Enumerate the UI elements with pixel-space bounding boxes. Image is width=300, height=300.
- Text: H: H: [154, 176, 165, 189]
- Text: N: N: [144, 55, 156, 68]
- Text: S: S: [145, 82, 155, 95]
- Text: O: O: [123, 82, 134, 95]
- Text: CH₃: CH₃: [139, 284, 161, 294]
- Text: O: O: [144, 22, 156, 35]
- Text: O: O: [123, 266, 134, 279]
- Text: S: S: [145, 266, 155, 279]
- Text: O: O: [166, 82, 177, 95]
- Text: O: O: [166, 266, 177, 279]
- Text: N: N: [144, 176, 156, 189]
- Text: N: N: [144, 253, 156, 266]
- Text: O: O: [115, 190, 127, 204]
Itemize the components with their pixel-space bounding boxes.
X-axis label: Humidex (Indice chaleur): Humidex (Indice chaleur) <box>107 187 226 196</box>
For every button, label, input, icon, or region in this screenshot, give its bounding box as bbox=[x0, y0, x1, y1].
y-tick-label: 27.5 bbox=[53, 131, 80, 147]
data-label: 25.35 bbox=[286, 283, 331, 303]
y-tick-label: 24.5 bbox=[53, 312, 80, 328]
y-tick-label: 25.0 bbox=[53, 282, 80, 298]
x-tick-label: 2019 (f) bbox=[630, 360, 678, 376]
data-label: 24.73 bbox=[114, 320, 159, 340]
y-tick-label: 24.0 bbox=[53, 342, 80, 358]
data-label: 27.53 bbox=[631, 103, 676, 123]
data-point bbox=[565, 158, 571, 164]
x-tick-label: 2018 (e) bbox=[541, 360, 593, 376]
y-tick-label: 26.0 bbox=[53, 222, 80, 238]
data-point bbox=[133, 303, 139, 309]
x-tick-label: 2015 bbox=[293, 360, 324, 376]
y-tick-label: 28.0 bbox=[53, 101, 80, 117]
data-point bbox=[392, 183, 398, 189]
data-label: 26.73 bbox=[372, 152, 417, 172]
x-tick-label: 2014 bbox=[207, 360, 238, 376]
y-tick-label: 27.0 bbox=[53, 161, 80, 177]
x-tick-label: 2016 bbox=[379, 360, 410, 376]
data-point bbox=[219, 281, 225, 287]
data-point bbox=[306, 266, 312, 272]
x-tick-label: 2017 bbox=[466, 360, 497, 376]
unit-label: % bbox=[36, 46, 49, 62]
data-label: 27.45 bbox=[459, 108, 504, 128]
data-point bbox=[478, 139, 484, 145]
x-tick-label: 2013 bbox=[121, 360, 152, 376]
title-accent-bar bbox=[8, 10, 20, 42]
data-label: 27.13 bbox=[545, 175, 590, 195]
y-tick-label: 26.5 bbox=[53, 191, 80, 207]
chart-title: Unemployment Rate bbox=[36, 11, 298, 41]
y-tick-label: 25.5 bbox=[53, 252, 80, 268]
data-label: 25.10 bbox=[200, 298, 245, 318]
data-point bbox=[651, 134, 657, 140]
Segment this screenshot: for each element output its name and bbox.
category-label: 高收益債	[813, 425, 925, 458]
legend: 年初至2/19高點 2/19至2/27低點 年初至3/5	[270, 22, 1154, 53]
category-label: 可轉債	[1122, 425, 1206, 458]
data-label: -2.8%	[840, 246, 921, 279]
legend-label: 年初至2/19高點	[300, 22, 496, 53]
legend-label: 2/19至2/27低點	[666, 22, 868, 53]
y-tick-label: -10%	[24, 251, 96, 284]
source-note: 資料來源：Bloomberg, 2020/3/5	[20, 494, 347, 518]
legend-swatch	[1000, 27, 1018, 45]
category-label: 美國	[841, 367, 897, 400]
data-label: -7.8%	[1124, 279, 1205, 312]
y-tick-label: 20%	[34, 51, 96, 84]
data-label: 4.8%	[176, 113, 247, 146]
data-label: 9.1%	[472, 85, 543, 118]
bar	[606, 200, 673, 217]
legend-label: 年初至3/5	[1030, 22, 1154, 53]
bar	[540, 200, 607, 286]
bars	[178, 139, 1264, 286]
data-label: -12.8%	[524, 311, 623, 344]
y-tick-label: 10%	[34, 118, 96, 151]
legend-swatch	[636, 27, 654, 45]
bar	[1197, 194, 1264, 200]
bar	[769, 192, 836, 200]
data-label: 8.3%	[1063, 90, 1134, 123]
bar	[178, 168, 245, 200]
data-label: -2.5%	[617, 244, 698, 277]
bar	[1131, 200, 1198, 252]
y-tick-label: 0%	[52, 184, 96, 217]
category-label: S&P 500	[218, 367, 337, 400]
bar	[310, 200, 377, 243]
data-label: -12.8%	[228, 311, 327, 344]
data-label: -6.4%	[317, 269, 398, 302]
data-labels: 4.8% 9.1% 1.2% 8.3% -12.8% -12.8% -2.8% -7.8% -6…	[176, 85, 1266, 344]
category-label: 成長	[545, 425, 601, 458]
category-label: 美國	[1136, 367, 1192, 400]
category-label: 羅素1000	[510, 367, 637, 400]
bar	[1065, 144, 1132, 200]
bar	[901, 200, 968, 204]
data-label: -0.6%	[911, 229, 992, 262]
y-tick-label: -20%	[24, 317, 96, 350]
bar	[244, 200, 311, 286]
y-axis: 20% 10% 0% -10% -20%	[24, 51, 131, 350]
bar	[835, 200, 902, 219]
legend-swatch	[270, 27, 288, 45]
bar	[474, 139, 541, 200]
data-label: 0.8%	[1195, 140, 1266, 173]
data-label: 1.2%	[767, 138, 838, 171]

◆ TASK PROMPT ◆
Write out the material word for word, everything from its first line down through the line that contains "y-tick-label: 27.5 bbox=[53, 131, 80, 147]", including both of those lines, and stop there.

◆ RESULT ◆
Enumerate the UI elements with pixel-space bounding boxes. Image is width=300, height=300.
- Text: H: H: [154, 176, 165, 189]
- Text: N: N: [144, 55, 156, 68]
- Text: S: S: [145, 82, 155, 95]
- Text: O: O: [123, 82, 134, 95]
- Text: CH₃: CH₃: [139, 284, 161, 294]
- Text: O: O: [144, 22, 156, 35]
- Text: O: O: [123, 266, 134, 279]
- Text: S: S: [145, 266, 155, 279]
- Text: O: O: [166, 82, 177, 95]
- Text: O: O: [166, 266, 177, 279]
- Text: N: N: [144, 176, 156, 189]
- Text: N: N: [144, 253, 156, 266]
- Text: O: O: [115, 190, 127, 204]
Itemize the components with their pixel-space bounding boxes.
X-axis label: Humidex (Indice chaleur): Humidex (Indice chaleur) <box>107 187 226 196</box>
For every button, label, input, icon, or region in this screenshot, give its bounding box as bbox=[x0, y0, x1, y1].
y-tick-label: 27.5 bbox=[53, 131, 80, 147]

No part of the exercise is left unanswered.